Available data:
━━━━
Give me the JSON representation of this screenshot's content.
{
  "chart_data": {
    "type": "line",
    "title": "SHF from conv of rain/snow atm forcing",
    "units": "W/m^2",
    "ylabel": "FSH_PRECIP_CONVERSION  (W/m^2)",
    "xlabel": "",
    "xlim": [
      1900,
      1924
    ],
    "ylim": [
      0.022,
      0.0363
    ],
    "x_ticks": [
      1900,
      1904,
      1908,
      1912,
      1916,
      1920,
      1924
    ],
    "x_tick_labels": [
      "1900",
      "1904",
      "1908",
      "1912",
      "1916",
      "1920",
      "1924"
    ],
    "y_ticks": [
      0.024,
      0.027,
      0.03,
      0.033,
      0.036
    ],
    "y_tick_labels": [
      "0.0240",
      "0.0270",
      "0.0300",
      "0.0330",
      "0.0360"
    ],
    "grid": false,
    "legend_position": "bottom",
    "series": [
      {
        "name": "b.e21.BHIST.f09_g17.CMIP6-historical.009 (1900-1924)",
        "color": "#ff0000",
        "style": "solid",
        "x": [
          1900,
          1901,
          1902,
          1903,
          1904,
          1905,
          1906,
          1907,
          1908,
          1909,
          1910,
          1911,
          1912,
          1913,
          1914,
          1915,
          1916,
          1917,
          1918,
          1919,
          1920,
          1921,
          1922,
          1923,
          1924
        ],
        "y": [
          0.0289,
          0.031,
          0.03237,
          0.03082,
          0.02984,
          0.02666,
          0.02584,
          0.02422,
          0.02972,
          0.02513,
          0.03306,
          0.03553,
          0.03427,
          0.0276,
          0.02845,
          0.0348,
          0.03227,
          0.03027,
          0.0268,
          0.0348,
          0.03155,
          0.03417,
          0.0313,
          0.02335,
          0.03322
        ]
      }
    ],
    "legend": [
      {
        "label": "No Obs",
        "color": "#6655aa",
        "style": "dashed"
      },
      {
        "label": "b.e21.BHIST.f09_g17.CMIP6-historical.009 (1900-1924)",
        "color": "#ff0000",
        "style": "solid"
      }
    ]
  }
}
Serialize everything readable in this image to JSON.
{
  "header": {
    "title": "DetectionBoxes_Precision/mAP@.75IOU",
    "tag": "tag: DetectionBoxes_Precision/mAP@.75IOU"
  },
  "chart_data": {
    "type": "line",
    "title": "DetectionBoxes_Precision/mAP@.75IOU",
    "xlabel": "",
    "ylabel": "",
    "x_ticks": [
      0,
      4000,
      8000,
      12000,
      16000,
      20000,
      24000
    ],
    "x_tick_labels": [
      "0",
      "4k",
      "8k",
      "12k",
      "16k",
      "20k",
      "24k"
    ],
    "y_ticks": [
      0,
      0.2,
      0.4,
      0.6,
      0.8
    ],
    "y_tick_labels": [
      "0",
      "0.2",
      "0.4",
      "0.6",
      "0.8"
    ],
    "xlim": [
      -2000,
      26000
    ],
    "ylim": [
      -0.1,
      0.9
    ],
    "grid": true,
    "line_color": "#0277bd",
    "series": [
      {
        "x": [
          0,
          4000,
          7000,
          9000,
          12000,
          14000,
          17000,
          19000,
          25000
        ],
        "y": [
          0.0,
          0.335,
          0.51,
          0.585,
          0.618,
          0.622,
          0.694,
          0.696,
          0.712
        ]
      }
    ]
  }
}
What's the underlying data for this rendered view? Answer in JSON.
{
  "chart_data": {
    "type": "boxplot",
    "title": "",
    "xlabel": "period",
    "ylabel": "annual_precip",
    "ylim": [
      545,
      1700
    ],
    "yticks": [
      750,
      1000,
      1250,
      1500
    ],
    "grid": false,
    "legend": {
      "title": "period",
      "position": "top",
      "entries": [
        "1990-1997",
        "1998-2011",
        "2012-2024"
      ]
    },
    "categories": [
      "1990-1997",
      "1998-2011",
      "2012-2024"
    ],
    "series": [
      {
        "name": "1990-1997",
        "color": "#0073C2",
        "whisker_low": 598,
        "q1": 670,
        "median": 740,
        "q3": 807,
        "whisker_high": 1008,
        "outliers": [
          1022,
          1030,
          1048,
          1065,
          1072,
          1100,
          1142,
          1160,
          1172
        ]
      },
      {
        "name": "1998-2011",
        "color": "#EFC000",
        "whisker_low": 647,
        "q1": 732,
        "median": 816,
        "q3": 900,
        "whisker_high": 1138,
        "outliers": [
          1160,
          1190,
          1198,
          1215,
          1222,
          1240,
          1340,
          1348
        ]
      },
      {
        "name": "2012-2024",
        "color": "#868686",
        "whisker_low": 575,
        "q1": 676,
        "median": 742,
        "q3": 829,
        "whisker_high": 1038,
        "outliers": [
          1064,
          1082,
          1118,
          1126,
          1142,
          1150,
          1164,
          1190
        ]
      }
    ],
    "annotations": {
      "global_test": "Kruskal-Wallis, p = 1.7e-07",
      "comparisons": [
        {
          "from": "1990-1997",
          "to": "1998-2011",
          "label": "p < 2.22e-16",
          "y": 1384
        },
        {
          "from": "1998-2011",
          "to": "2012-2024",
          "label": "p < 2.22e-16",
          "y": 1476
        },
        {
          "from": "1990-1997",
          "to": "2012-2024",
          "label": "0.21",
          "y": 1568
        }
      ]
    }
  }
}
━━━━
The problem:
Give the count of lines that hold the word "JSON", with nothing added.

Expected output:
3